OBJECTIVE ▸ Keep the pictures out of the copy and print all the entries below exactly.

**** LISTED RECORDS

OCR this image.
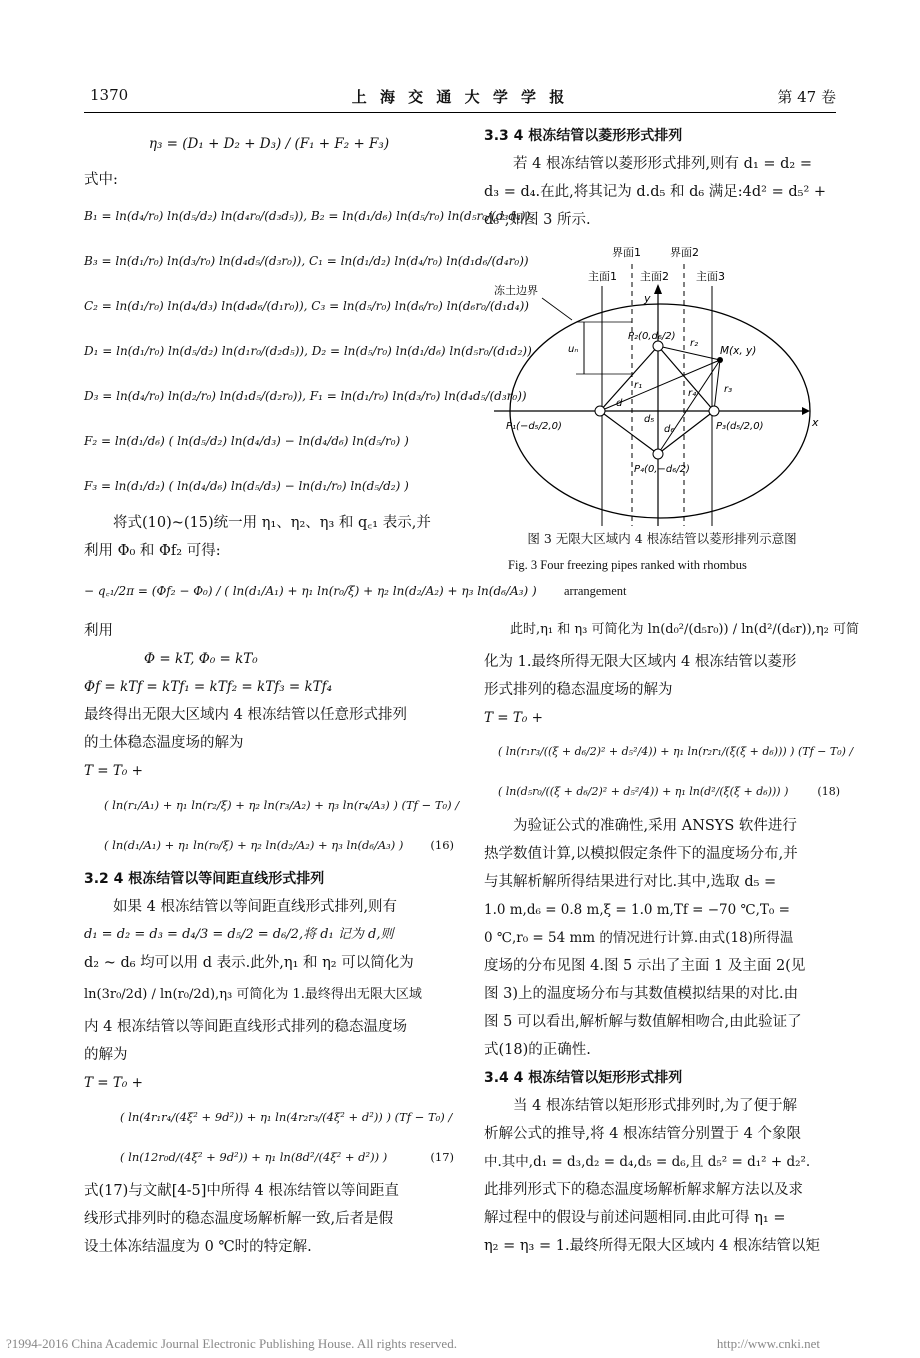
1370	上 海 交 通 大 学 学 报	第 47 卷
η₃ = (D₁ + D₂ + D₃) / (F₁ + F₂ + F₃)
式中:
B₁ = ln(d₄/r₀) ln(d₅/d₂) ln(d₄r₀/(d₃d₅)), B₂ = ln(d₁/d₆) ln(d₅/r₀) ln(d₅r₀/(d₃d₄))
B₃ = ln(d₁/r₀) ln(d₃/r₀) ln(d₄d₅/(d₃r₀)), C₁ = ln(d₁/d₂) ln(d₄/r₀) ln(d₁d₆/(d₄r₀))
C₂ = ln(d₁/r₀) ln(d₄/d₃) ln(d₄d₆/(d₁r₀)), C₃ = ln(d₅/r₀) ln(d₆/r₀) ln(d₆r₀/(d₁d₄))
D₁ = ln(d₁/r₀) ln(d₅/d₂) ln(d₁r₀/(d₂d₅)), D₂ = ln(d₅/r₀) ln(d₁/d₆) ln(d₅r₀/(d₁d₂))
D₃ = ln(d₄/r₀) ln(d₂/r₀) ln(d₁d₅/(d₂r₀)), F₁ = ln(d₁/r₀) ln(d₃/r₀) ln(d₄d₅/(d₃r₀))
F₂ = ln(d₁/d₆) ( ln(d₅/d₂) ln(d₄/d₃) − ln(d₄/d₆) ln(d₅/r₀) )
F₃ = ln(d₁/d₂) ( ln(d₄/d₆) ln(d₅/d₃) − ln(d₁/r₀) ln(d₅/d₂) )
将式(10)~(15)统一用 η₁、η₂、η₃ 和 q꜀₁ 表示,并
利用 Φ₀ 和 Φf₂ 可得:
− q꜀₁/2π = (Φf₂ − Φ₀) / ( ln(d₁/A₁) + η₁ ln(r₀/ξ) + η₂ ln(d₂/A₂) + η₃ ln(d₆/A₃) )
利用
Φ = kT, Φ₀ = kT₀
Φf = kTf = kTf₁ = kTf₂ = kTf₃ = kTf₄
最终得出无限大区域内 4 根冻结管以任意形式排列
的土体稳态温度场的解为
T = T₀ +
( ln(r₁/A₁) + η₁ ln(r₂/ξ) + η₂ ln(r₃/A₂) + η₃ ln(r₄/A₃) ) (Tf − T₀) /
( ln(d₁/A₁) + η₁ ln(r₀/ξ) + η₂ ln(d₂/A₂) + η₃ ln(d₆/A₃) ) (16)
3.2 4 根冻结管以等间距直线形式排列
如果 4 根冻结管以等间距直线形式排列,则有
d₁ = d₂ = d₃ = d₄/3 = d₅/2 = d₆/2,将 d₁ 记为 d,则
d₂ ~ d₆ 均可以用 d 表示.此外,η₁ 和 η₂ 可以简化为
ln(3r₀/2d) / ln(r₀/2d),η₃ 可简化为 1.最终得出无限大区域
内 4 根冻结管以等间距直线形式排列的稳态温度场
的解为
T = T₀ +
( ln(4r₁r₄/(4ξ² + 9d²)) + η₁ ln(4r₂r₃/(4ξ² + d²)) ) (Tf − T₀) /
( ln(12r₀d/(4ξ² + 9d²)) + η₁ ln(8d²/(4ξ² + d²)) )	(17)
式(17)与文献[4-5]中所得 4 根冻结管以等间距直
线形式排列时的稳态温度场解析解一致,后者是假
设土体冻结温度为 0 ℃时的特定解.
3.3 4 根冻结管以菱形形式排列
若 4 根冻结管以菱形形式排列,则有 d₁ = d₂ =
d₃ = d₄.在此,将其记为 d.d₅ 和 d₆ 满足:4d² = d₅² +
d₆²,如图 3 所示.
界面1	界面2
主面1 主面2 主面3
冻土边界
y
x
M(x, y)
P₁(−d₅/2,0)
P₂(0,d₆/2)
P₃(d₅/2,0)
P₄(0,−d₆/2)
r₁
r₂
r₃
r₄
d
d₅
d₆
uₙ
图 3 无限大区域内 4 根冻结管以菱形排列示意图
Fig. 3 Four freezing pipes ranked with rhombus
arrangement
此时,η₁ 和 η₃ 可简化为 ln(d₀²/(d₅r₀)) / ln(d²/(d₆r)),η₂ 可简
化为 1.最终所得无限大区域内 4 根冻结管以菱形
形式排列的稳态温度场的解为
T = T₀ +
( ln(r₁r₃/((ξ + d₆/2)² + d₅²/4)) + η₁ ln(r₂r₁/(ξ(ξ + d₆))) ) (Tf − T₀) /
( ln(d₅r₀/((ξ + d₆/2)² + d₅²/4)) + η₁ ln(d²/(ξ(ξ + d₆))) )	(18)
为验证公式的准确性,采用 ANSYS 软件进行
热学数值计算,以模拟假定条件下的温度场分布,并
与其解析解所得结果进行对比.其中,选取 d₅ =
1.0 m,d₆ = 0.8 m,ξ = 1.0 m,Tf = −70 ℃,T₀ =
0 ℃,r₀ = 54 mm 的情况进行计算.由式(18)所得温
度场的分布见图 4.图 5 示出了主面 1 及主面 2(见
图 3)上的温度场分布与其数值模拟结果的对比.由
图 5 可以看出,解析解与数值解相吻合,由此验证了
式(18)的正确性.
3.4 4 根冻结管以矩形形式排列
当 4 根冻结管以矩形形式排列时,为了便于解
析解公式的推导,将 4 根冻结管分别置于 4 个象限
中.其中,d₁ = d₃,d₂ = d₄,d₅ = d₆,且 d₅² = d₁² + d₂².
此排列形式下的稳态温度场解析解求解方法以及求
解过程中的假设与前述问题相同.由此可得 η₁ =
η₂ = η₃ = 1.最终所得无限大区域内 4 根冻结管以矩
?1994-2016 China Academic Journal Electronic Publishing House. All rights reserved.	http://www.cnki.net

********

CORRECT ANSWER ▸
OCR this image.
1370	上 海 交 通 大 学 学 报	第 47 卷
η₃ = (D₁ + D₂ + D₃) / (F₁ + F₂ + F₃)
式中:
B₁ = ln(d₄/r₀) ln(d₅/d₂) ln(d₄r₀/(d₃d₅)), B₂ = ln(d₁/d₆) ln(d₅/r₀) ln(d₅r₀/(d₃d₄))
B₃ = ln(d₁/r₀) ln(d₃/r₀) ln(d₄d₅/(d₃r₀)), C₁ = ln(d₁/d₂) ln(d₄/r₀) ln(d₁d₆/(d₄r₀))
C₂ = ln(d₁/r₀) ln(d₄/d₃) ln(d₄d₆/(d₁r₀)), C₃ = ln(d₅/r₀) ln(d₆/r₀) ln(d₆r₀/(d₁d₄))
D₁ = ln(d₁/r₀) ln(d₅/d₂) ln(d₁r₀/(d₂d₅)), D₂ = ln(d₅/r₀) ln(d₁/d₆) ln(d₅r₀/(d₁d₂))
D₃ = ln(d₄/r₀) ln(d₂/r₀) ln(d₁d₅/(d₂r₀)), F₁ = ln(d₁/r₀) ln(d₃/r₀) ln(d₄d₅/(d₃r₀))
F₂ = ln(d₁/d₆) ( ln(d₅/d₂) ln(d₄/d₃) − ln(d₄/d₆) ln(d₅/r₀) )
F₃ = ln(d₁/d₂) ( ln(d₄/d₆) ln(d₅/d₃) − ln(d₁/r₀) ln(d₅/d₂) )
将式(10)~(15)统一用 η₁、η₂、η₃ 和 q꜀₁ 表示,并
利用 Φ₀ 和 Φf₂ 可得:
− q꜀₁/2π = (Φf₂ − Φ₀) / ( ln(d₁/A₁) + η₁ ln(r₀/ξ) + η₂ ln(d₂/A₂) + η₃ ln(d₆/A₃) )
利用
Φ = kT, Φ₀ = kT₀
Φf = kTf = kTf₁ = kTf₂ = kTf₃ = kTf₄
最终得出无限大区域内 4 根冻结管以任意形式排列
的土体稳态温度场的解为
T = T₀ +
( ln(r₁/A₁) + η₁ ln(r₂/ξ) + η₂ ln(r₃/A₂) + η₃ ln(r₄/A₃) ) (Tf − T₀) /
( ln(d₁/A₁) + η₁ ln(r₀/ξ) + η₂ ln(d₂/A₂) + η₃ ln(d₆/A₃) ) (16)
3.2 4 根冻结管以等间距直线形式排列
如果 4 根冻结管以等间距直线形式排列,则有
d₁ = d₂ = d₃ = d₄/3 = d₅/2 = d₆/2,将 d₁ 记为 d,则
d₂ ~ d₆ 均可以用 d 表示.此外,η₁ 和 η₂ 可以简化为
ln(3r₀/2d) / ln(r₀/2d),η₃ 可简化为 1.最终得出无限大区域
内 4 根冻结管以等间距直线形式排列的稳态温度场
的解为
T = T₀ +
( ln(4r₁r₄/(4ξ² + 9d²)) + η₁ ln(4r₂r₃/(4ξ² + d²)) ) (Tf − T₀) /
( ln(12r₀d/(4ξ² + 9d²)) + η₁ ln(8d²/(4ξ² + d²)) )	(17)
式(17)与文献[4-5]中所得 4 根冻结管以等间距直
线形式排列时的稳态温度场解析解一致,后者是假
设土体冻结温度为 0 ℃时的特定解.
3.3 4 根冻结管以菱形形式排列
若 4 根冻结管以菱形形式排列,则有 d₁ = d₂ =
d₃ = d₄.在此,将其记为 d.d₅ 和 d₆ 满足:4d² = d₅² +
d₆²,如图 3 所示.
界面1	界面2
主面1 主面2 主面3
冻土边界
y
x
M(x, y)
P₁(−d₅/2,0)
P₂(0,d₆/2)
P₃(d₅/2,0)
P₄(0,−d₆/2)
r₁
r₂
r₃
r₄
d
d₅
d₆
uₙ
图 3 无限大区域内 4 根冻结管以菱形排列示意图
Fig. 3 Four freezing pipes ranked with rhombus
arrangement
此时,η₁ 和 η₃ 可简化为 ln(d₀²/(d₅r₀)) / ln(d²/(d₆r)),η₂ 可简
化为 1.最终所得无限大区域内 4 根冻结管以菱形
形式排列的稳态温度场的解为
T = T₀ +
( ln(r₁r₃/((ξ + d₆/2)² + d₅²/4)) + η₁ ln(r₂r₁/(ξ(ξ + d₆))) ) (Tf − T₀) /
( ln(d₅r₀/((ξ + d₆/2)² + d₅²/4)) + η₁ ln(d²/(ξ(ξ + d₆))) )	(18)
为验证公式的准确性,采用 ANSYS 软件进行
热学数值计算,以模拟假定条件下的温度场分布,并
与其解析解所得结果进行对比.其中,选取 d₅ =
1.0 m,d₆ = 0.8 m,ξ = 1.0 m,Tf = −70 ℃,T₀ =
0 ℃,r₀ = 54 mm 的情况进行计算.由式(18)所得温
度场的分布见图 4.图 5 示出了主面 1 及主面 2(见
图 3)上的温度场分布与其数值模拟结果的对比.由
图 5 可以看出,解析解与数值解相吻合,由此验证了
式(18)的正确性.
3.4 4 根冻结管以矩形形式排列
当 4 根冻结管以矩形形式排列时,为了便于解
析解公式的推导,将 4 根冻结管分别置于 4 个象限
中.其中,d₁ = d₃,d₂ = d₄,d₅ = d₆,且 d₅² = d₁² + d₂².
此排列形式下的稳态温度场解析解求解方法以及求
解过程中的假设与前述问题相同.由此可得 η₁ =
η₂ = η₃ = 1.最终所得无限大区域内 4 根冻结管以矩
?1994-2016 China Academic Journal Electronic Publishing House. All rights reserved.	http://www.cnki.net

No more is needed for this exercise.